The exercise: Leave out any picture and return the remaining listing below exactly as given.

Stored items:
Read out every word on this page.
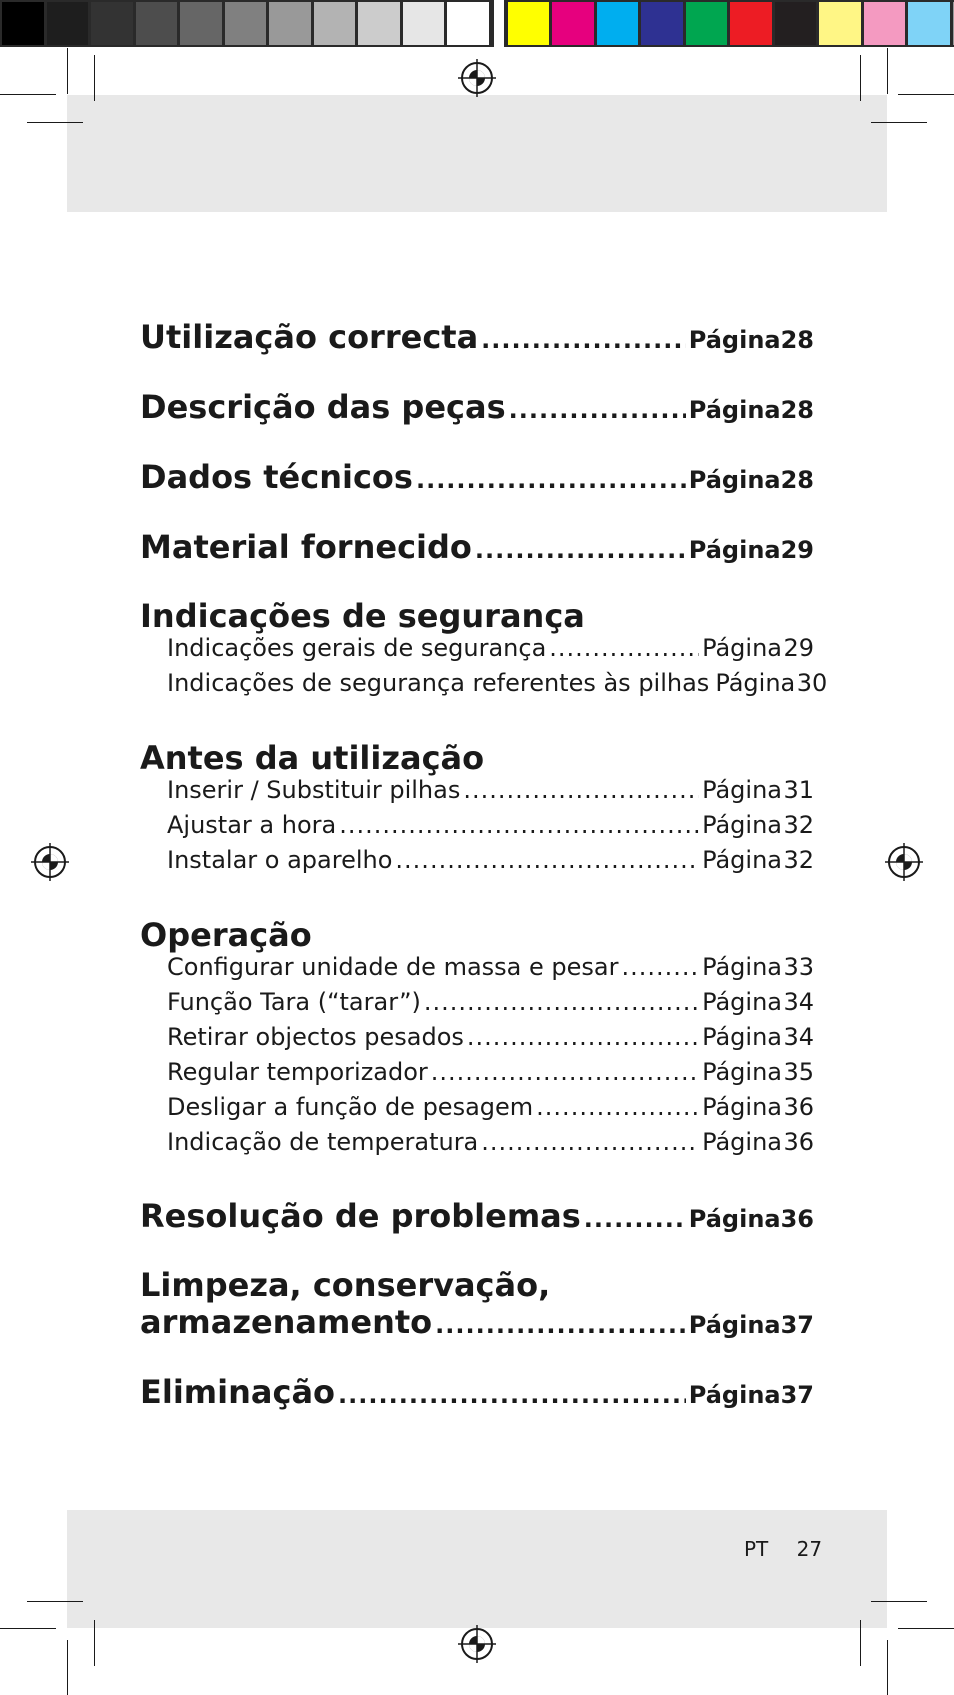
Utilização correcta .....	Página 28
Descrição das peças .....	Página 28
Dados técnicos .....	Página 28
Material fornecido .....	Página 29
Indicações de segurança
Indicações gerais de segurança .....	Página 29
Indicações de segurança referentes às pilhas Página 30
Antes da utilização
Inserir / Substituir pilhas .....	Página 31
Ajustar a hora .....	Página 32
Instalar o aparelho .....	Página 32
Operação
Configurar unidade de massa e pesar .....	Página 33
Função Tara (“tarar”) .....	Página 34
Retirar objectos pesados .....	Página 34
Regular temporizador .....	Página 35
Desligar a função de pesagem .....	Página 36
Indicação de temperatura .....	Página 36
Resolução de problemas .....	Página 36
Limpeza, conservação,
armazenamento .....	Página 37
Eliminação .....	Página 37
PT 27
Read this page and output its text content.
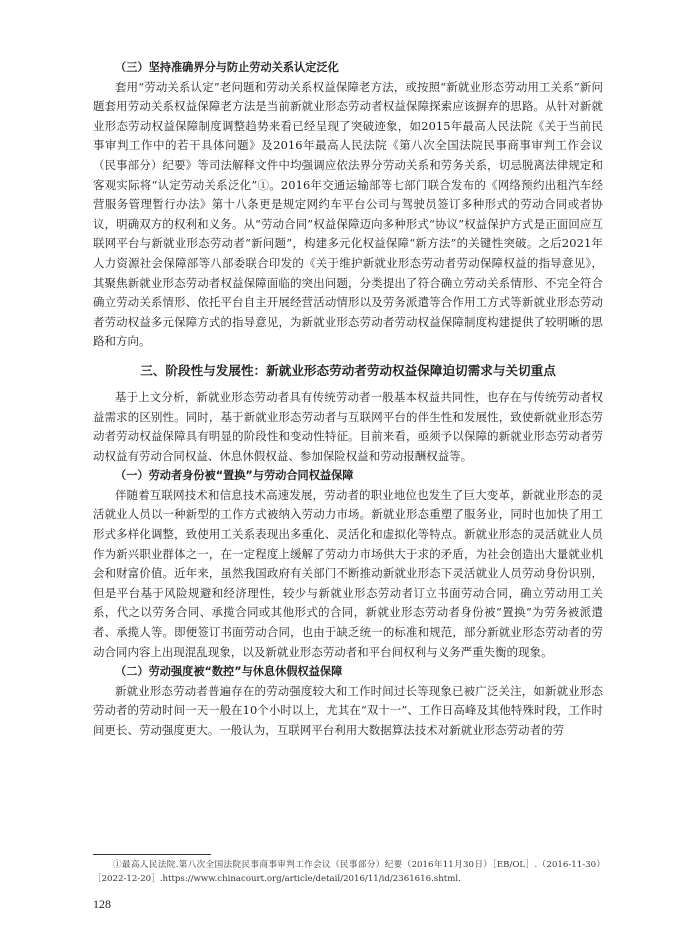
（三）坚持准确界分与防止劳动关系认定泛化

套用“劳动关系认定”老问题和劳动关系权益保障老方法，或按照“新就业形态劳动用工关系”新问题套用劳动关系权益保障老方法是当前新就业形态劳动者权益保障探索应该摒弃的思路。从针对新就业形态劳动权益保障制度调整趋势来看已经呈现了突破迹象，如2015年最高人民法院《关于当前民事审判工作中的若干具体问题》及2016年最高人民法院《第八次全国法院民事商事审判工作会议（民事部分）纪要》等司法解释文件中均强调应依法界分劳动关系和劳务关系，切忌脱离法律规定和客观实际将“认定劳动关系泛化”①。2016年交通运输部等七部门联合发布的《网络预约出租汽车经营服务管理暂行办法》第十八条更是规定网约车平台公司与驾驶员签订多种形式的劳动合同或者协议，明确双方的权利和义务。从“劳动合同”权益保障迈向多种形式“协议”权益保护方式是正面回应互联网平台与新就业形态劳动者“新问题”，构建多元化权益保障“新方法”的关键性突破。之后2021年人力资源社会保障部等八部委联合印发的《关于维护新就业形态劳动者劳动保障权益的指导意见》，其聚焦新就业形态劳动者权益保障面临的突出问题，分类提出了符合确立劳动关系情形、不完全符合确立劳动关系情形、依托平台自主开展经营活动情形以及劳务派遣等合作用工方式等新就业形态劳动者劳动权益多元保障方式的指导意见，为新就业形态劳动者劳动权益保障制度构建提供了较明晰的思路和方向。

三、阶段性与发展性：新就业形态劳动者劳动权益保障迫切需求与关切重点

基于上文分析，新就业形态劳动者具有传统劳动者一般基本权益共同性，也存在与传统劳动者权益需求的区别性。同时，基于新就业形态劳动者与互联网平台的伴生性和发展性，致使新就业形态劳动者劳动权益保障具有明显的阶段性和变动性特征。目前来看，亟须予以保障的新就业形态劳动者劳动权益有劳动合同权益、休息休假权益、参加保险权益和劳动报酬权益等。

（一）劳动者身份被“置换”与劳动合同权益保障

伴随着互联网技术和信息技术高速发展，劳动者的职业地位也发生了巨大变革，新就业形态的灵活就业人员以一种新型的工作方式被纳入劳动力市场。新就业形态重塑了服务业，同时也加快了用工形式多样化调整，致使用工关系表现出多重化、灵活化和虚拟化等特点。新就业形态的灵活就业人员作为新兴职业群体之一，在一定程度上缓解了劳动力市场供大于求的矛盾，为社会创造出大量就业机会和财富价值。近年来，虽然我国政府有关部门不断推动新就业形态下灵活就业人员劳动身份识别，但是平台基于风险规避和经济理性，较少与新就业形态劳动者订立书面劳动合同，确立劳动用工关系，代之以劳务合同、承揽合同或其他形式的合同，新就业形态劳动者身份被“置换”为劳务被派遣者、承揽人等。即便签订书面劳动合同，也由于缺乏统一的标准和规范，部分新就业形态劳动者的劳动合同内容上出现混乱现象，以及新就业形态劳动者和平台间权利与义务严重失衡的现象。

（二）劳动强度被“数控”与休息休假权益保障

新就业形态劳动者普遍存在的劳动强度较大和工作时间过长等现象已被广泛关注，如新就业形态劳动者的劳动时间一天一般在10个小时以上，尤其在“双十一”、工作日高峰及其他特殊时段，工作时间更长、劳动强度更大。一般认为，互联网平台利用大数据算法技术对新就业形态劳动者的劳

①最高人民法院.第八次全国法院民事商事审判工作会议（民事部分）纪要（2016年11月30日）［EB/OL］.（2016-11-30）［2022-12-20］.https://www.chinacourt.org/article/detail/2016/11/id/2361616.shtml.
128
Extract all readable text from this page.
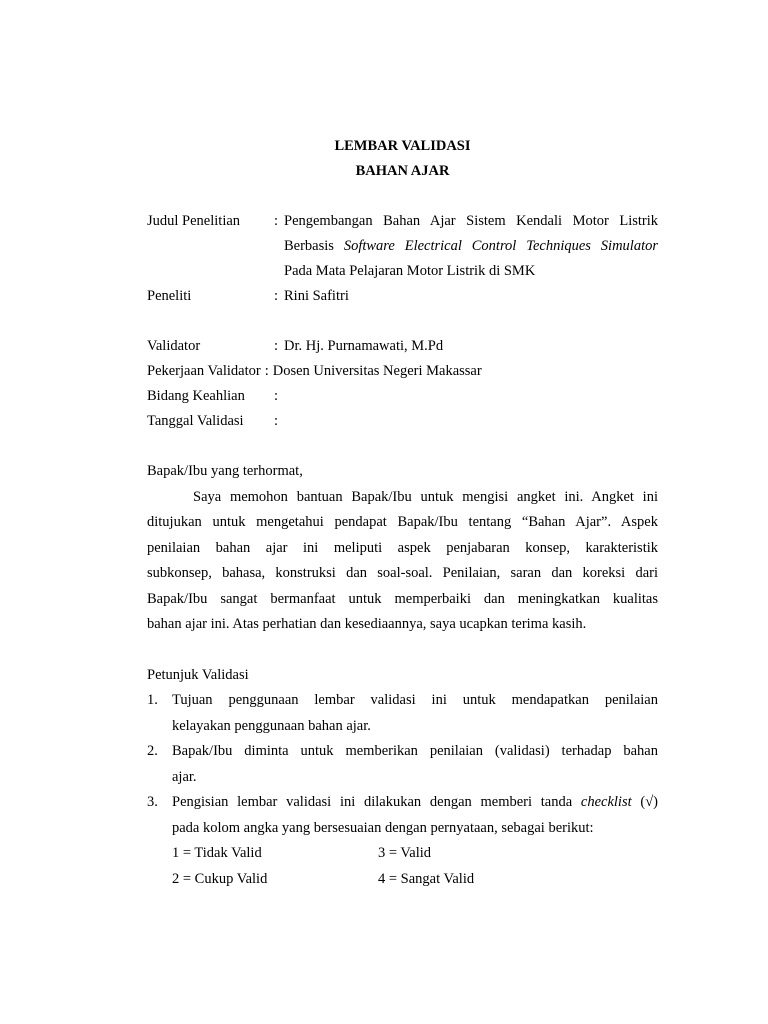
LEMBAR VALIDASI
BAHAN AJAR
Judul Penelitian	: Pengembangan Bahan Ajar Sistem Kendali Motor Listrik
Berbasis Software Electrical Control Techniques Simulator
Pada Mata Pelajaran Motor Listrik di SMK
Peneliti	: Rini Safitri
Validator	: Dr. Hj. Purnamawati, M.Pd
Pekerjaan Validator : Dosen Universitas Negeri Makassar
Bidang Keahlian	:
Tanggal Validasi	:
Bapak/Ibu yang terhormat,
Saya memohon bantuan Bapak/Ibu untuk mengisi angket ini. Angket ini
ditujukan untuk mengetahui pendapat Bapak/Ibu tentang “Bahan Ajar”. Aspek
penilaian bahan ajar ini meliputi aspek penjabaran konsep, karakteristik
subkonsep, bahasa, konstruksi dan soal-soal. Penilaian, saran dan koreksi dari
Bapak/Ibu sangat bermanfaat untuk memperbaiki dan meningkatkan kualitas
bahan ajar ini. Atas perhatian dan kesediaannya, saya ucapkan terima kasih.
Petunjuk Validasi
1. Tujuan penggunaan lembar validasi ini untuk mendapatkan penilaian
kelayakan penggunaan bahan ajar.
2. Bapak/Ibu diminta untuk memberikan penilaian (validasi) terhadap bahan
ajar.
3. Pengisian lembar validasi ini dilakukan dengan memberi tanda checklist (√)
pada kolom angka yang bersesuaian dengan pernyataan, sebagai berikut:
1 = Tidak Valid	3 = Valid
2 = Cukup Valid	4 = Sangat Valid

Final result:
Read out every word on this page.
Utilização correcta .....	Página 28
Descrição das peças .....	Página 28
Dados técnicos .....	Página 28
Material fornecido .....	Página 29
Indicações de segurança
Indicações gerais de segurança .....	Página 29
Indicações de segurança referentes às pilhas Página 30
Antes da utilização
Inserir / Substituir pilhas .....	Página 31
Ajustar a hora .....	Página 32
Instalar o aparelho .....	Página 32
Operação
Configurar unidade de massa e pesar .....	Página 33
Função Tara (“tarar”) .....	Página 34
Retirar objectos pesados .....	Página 34
Regular temporizador .....	Página 35
Desligar a função de pesagem .....	Página 36
Indicação de temperatura .....	Página 36
Resolução de problemas .....	Página 36
Limpeza, conservação,
armazenamento .....	Página 37
Eliminação .....	Página 37
PT 27
Read this page and output its text content.
（三）坚持准确界分与防止劳动关系认定泛化

套用“劳动关系认定”老问题和劳动关系权益保障老方法，或按照“新就业形态劳动用工关系”新问题套用劳动关系权益保障老方法是当前新就业形态劳动者权益保障探索应该摒弃的思路。从针对新就业形态劳动权益保障制度调整趋势来看已经呈现了突破迹象，如2015年最高人民法院《关于当前民事审判工作中的若干具体问题》及2016年最高人民法院《第八次全国法院民事商事审判工作会议（民事部分）纪要》等司法解释文件中均强调应依法界分劳动关系和劳务关系，切忌脱离法律规定和客观实际将“认定劳动关系泛化”①。2016年交通运输部等七部门联合发布的《网络预约出租汽车经营服务管理暂行办法》第十八条更是规定网约车平台公司与驾驶员签订多种形式的劳动合同或者协议，明确双方的权利和义务。从“劳动合同”权益保障迈向多种形式“协议”权益保护方式是正面回应互联网平台与新就业形态劳动者“新问题”，构建多元化权益保障“新方法”的关键性突破。之后2021年人力资源社会保障部等八部委联合印发的《关于维护新就业形态劳动者劳动保障权益的指导意见》，其聚焦新就业形态劳动者权益保障面临的突出问题，分类提出了符合确立劳动关系情形、不完全符合确立劳动关系情形、依托平台自主开展经营活动情形以及劳务派遣等合作用工方式等新就业形态劳动者劳动权益多元保障方式的指导意见，为新就业形态劳动者劳动权益保障制度构建提供了较明晰的思路和方向。

三、阶段性与发展性：新就业形态劳动者劳动权益保障迫切需求与关切重点

基于上文分析，新就业形态劳动者具有传统劳动者一般基本权益共同性，也存在与传统劳动者权益需求的区别性。同时，基于新就业形态劳动者与互联网平台的伴生性和发展性，致使新就业形态劳动者劳动权益保障具有明显的阶段性和变动性特征。目前来看，亟须予以保障的新就业形态劳动者劳动权益有劳动合同权益、休息休假权益、参加保险权益和劳动报酬权益等。

（一）劳动者身份被“置换”与劳动合同权益保障

伴随着互联网技术和信息技术高速发展，劳动者的职业地位也发生了巨大变革，新就业形态的灵活就业人员以一种新型的工作方式被纳入劳动力市场。新就业形态重塑了服务业，同时也加快了用工形式多样化调整，致使用工关系表现出多重化、灵活化和虚拟化等特点。新就业形态的灵活就业人员作为新兴职业群体之一，在一定程度上缓解了劳动力市场供大于求的矛盾，为社会创造出大量就业机会和财富价值。近年来，虽然我国政府有关部门不断推动新就业形态下灵活就业人员劳动身份识别，但是平台基于风险规避和经济理性，较少与新就业形态劳动者订立书面劳动合同，确立劳动用工关系，代之以劳务合同、承揽合同或其他形式的合同，新就业形态劳动者身份被“置换”为劳务被派遣者、承揽人等。即便签订书面劳动合同，也由于缺乏统一的标准和规范，部分新就业形态劳动者的劳动合同内容上出现混乱现象，以及新就业形态劳动者和平台间权利与义务严重失衡的现象。

（二）劳动强度被“数控”与休息休假权益保障

新就业形态劳动者普遍存在的劳动强度较大和工作时间过长等现象已被广泛关注，如新就业形态劳动者的劳动时间一天一般在10个小时以上，尤其在“双十一”、工作日高峰及其他特殊时段，工作时间更长、劳动强度更大。一般认为，互联网平台利用大数据算法技术对新就业形态劳动者的劳

①最高人民法院.第八次全国法院民事商事审判工作会议（民事部分）纪要（2016年11月30日）［EB/OL］.（2016-11-30）［2022-12-20］.https://www.chinacourt.org/article/detail/2016/11/id/2361616.shtml.
128
Extract all readable text from this page.
LEMBAR VALIDASI
BAHAN AJAR
Judul Penelitian	: Pengembangan Bahan Ajar Sistem Kendali Motor Listrik
Berbasis Software Electrical Control Techniques Simulator
Pada Mata Pelajaran Motor Listrik di SMK
Peneliti	: Rini Safitri
Validator	: Dr. Hj. Purnamawati, M.Pd
Pekerjaan Validator : Dosen Universitas Negeri Makassar
Bidang Keahlian	:
Tanggal Validasi	:
Bapak/Ibu yang terhormat,
Saya memohon bantuan Bapak/Ibu untuk mengisi angket ini. Angket ini
ditujukan untuk mengetahui pendapat Bapak/Ibu tentang “Bahan Ajar”. Aspek
penilaian bahan ajar ini meliputi aspek penjabaran konsep, karakteristik
subkonsep, bahasa, konstruksi dan soal-soal. Penilaian, saran dan koreksi dari
Bapak/Ibu sangat bermanfaat untuk memperbaiki dan meningkatkan kualitas
bahan ajar ini. Atas perhatian dan kesediaannya, saya ucapkan terima kasih.
Petunjuk Validasi
1. Tujuan penggunaan lembar validasi ini untuk mendapatkan penilaian
kelayakan penggunaan bahan ajar.
2. Bapak/Ibu diminta untuk memberikan penilaian (validasi) terhadap bahan
ajar.
3. Pengisian lembar validasi ini dilakukan dengan memberi tanda checklist (√)
pada kolom angka yang bersesuaian dengan pernyataan, sebagai berikut:
1 = Tidak Valid	3 = Valid
2 = Cukup Valid	4 = Sangat Valid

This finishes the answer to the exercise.